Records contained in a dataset
++++++

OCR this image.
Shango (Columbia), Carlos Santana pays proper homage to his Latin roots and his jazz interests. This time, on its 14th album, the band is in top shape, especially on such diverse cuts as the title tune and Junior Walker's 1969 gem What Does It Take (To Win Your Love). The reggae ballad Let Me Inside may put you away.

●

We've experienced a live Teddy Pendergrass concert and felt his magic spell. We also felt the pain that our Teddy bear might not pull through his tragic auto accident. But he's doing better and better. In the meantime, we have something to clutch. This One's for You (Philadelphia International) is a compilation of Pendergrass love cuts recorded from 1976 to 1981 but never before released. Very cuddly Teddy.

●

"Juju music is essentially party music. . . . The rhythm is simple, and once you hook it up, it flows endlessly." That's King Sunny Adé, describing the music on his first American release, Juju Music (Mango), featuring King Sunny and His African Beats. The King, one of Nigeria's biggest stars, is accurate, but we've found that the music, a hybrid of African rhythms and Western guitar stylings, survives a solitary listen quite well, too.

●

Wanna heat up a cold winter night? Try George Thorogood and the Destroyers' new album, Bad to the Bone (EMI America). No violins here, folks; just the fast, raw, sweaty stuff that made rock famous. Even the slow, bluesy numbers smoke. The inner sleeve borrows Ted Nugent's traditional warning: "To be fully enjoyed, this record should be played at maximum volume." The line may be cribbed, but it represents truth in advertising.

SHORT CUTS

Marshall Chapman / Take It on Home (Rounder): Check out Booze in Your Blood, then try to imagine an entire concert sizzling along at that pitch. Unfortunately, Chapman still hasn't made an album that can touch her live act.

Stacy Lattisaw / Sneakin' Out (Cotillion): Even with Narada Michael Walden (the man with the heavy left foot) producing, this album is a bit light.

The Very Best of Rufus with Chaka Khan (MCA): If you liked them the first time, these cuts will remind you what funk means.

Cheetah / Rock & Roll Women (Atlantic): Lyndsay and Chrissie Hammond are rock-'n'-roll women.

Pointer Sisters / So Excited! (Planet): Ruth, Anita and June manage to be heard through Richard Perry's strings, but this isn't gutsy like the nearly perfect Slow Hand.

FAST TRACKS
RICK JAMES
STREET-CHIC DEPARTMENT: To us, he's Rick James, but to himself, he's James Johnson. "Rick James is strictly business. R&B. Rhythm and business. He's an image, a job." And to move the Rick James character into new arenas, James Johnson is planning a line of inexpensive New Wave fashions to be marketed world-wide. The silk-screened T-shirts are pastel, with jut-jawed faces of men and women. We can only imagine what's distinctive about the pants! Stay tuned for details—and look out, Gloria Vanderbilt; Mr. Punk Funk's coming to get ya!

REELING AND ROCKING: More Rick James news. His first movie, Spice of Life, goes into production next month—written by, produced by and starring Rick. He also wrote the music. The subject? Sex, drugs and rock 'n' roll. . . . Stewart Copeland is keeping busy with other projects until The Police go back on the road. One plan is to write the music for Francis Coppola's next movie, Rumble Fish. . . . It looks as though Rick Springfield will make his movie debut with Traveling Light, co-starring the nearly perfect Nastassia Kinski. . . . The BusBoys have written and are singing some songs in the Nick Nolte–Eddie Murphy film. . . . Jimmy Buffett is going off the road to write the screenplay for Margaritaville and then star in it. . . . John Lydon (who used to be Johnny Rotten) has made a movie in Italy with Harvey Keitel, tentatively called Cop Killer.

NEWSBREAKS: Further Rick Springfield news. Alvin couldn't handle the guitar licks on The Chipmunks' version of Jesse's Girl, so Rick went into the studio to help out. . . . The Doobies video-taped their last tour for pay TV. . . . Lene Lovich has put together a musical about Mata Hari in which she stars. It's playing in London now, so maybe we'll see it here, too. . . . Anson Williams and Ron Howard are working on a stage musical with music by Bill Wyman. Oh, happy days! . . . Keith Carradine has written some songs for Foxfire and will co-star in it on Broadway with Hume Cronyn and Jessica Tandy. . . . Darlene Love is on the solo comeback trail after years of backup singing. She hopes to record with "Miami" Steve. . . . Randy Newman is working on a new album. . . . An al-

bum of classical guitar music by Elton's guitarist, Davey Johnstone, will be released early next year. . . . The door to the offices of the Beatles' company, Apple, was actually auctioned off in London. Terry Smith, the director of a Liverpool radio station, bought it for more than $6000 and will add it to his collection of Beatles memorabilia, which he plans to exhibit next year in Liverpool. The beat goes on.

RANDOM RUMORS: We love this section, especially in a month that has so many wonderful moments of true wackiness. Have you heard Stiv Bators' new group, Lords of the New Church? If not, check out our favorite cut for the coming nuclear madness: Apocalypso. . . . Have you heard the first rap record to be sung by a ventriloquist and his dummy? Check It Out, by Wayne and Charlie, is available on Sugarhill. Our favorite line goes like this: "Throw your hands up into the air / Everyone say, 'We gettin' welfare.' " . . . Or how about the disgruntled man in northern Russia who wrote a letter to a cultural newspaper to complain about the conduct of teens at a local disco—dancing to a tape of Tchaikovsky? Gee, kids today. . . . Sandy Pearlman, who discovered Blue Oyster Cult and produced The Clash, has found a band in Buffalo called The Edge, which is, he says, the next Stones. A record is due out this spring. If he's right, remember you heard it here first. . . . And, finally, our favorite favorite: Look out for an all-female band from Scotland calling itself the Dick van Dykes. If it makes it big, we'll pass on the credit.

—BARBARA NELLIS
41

++++++

### STATED TASK
Transcribe every entry exactly, omitting nothing.

### FINISHED ANSWER
OCR this image.
Shango (Columbia), Carlos Santana pays proper homage to his Latin roots and his jazz interests. This time, on its 14th album, the band is in top shape, especially on such diverse cuts as the title tune and Junior Walker's 1969 gem What Does It Take (To Win Your Love). The reggae ballad Let Me Inside may put you away.

●

We've experienced a live Teddy Pendergrass concert and felt his magic spell. We also felt the pain that our Teddy bear might not pull through his tragic auto accident. But he's doing better and better. In the meantime, we have something to clutch. This One's for You (Philadelphia International) is a compilation of Pendergrass love cuts recorded from 1976 to 1981 but never before released. Very cuddly Teddy.

●

"Juju music is essentially party music. . . . The rhythm is simple, and once you hook it up, it flows endlessly." That's King Sunny Adé, describing the music on his first American release, Juju Music (Mango), featuring King Sunny and His African Beats. The King, one of Nigeria's biggest stars, is accurate, but we've found that the music, a hybrid of African rhythms and Western guitar stylings, survives a solitary listen quite well, too.

●

Wanna heat up a cold winter night? Try George Thorogood and the Destroyers' new album, Bad to the Bone (EMI America). No violins here, folks; just the fast, raw, sweaty stuff that made rock famous. Even the slow, bluesy numbers smoke. The inner sleeve borrows Ted Nugent's traditional warning: "To be fully enjoyed, this record should be played at maximum volume." The line may be cribbed, but it represents truth in advertising.

SHORT CUTS

Marshall Chapman / Take It on Home (Rounder): Check out Booze in Your Blood, then try to imagine an entire concert sizzling along at that pitch. Unfortunately, Chapman still hasn't made an album that can touch her live act.

Stacy Lattisaw / Sneakin' Out (Cotillion): Even with Narada Michael Walden (the man with the heavy left foot) producing, this album is a bit light.

The Very Best of Rufus with Chaka Khan (MCA): If you liked them the first time, these cuts will remind you what funk means.

Cheetah / Rock & Roll Women (Atlantic): Lyndsay and Chrissie Hammond are rock-'n'-roll women.

Pointer Sisters / So Excited! (Planet): Ruth, Anita and June manage to be heard through Richard Perry's strings, but this isn't gutsy like the nearly perfect Slow Hand.

FAST TRACKS
RICK JAMES
STREET-CHIC DEPARTMENT: To us, he's Rick James, but to himself, he's James Johnson. "Rick James is strictly business. R&B. Rhythm and business. He's an image, a job." And to move the Rick James character into new arenas, James Johnson is planning a line of inexpensive New Wave fashions to be marketed world-wide. The silk-screened T-shirts are pastel, with jut-jawed faces of men and women. We can only imagine what's distinctive about the pants! Stay tuned for details—and look out, Gloria Vanderbilt; Mr. Punk Funk's coming to get ya!

REELING AND ROCKING: More Rick James news. His first movie, Spice of Life, goes into production next month—written by, produced by and starring Rick. He also wrote the music. The subject? Sex, drugs and rock 'n' roll. . . . Stewart Copeland is keeping busy with other projects until The Police go back on the road. One plan is to write the music for Francis Coppola's next movie, Rumble Fish. . . . It looks as though Rick Springfield will make his movie debut with Traveling Light, co-starring the nearly perfect Nastassia Kinski. . . . The BusBoys have written and are singing some songs in the Nick Nolte–Eddie Murphy film. . . . Jimmy Buffett is going off the road to write the screenplay for Margaritaville and then star in it. . . . John Lydon (who used to be Johnny Rotten) has made a movie in Italy with Harvey Keitel, tentatively called Cop Killer.

NEWSBREAKS: Further Rick Springfield news. Alvin couldn't handle the guitar licks on The Chipmunks' version of Jesse's Girl, so Rick went into the studio to help out. . . . The Doobies video-taped their last tour for pay TV. . . . Lene Lovich has put together a musical about Mata Hari in which she stars. It's playing in London now, so maybe we'll see it here, too. . . . Anson Williams and Ron Howard are working on a stage musical with music by Bill Wyman. Oh, happy days! . . . Keith Carradine has written some songs for Foxfire and will co-star in it on Broadway with Hume Cronyn and Jessica Tandy. . . . Darlene Love is on the solo comeback trail after years of backup singing. She hopes to record with "Miami" Steve. . . . Randy Newman is working on a new album. . . . An al-

bum of classical guitar music by Elton's guitarist, Davey Johnstone, will be released early next year. . . . The door to the offices of the Beatles' company, Apple, was actually auctioned off in London. Terry Smith, the director of a Liverpool radio station, bought it for more than $6000 and will add it to his collection of Beatles memorabilia, which he plans to exhibit next year in Liverpool. The beat goes on.

RANDOM RUMORS: We love this section, especially in a month that has so many wonderful moments of true wackiness. Have you heard Stiv Bators' new group, Lords of the New Church? If not, check out our favorite cut for the coming nuclear madness: Apocalypso. . . . Have you heard the first rap record to be sung by a ventriloquist and his dummy? Check It Out, by Wayne and Charlie, is available on Sugarhill. Our favorite line goes like this: "Throw your hands up into the air / Everyone say, 'We gettin' welfare.' " . . . Or how about the disgruntled man in northern Russia who wrote a letter to a cultural newspaper to complain about the conduct of teens at a local disco—dancing to a tape of Tchaikovsky? Gee, kids today. . . . Sandy Pearlman, who discovered Blue Oyster Cult and produced The Clash, has found a band in Buffalo called The Edge, which is, he says, the next Stones. A record is due out this spring. If he's right, remember you heard it here first. . . . And, finally, our favorite favorite: Look out for an all-female band from Scotland calling itself the Dick van Dykes. If it makes it big, we'll pass on the credit.

—BARBARA NELLIS
41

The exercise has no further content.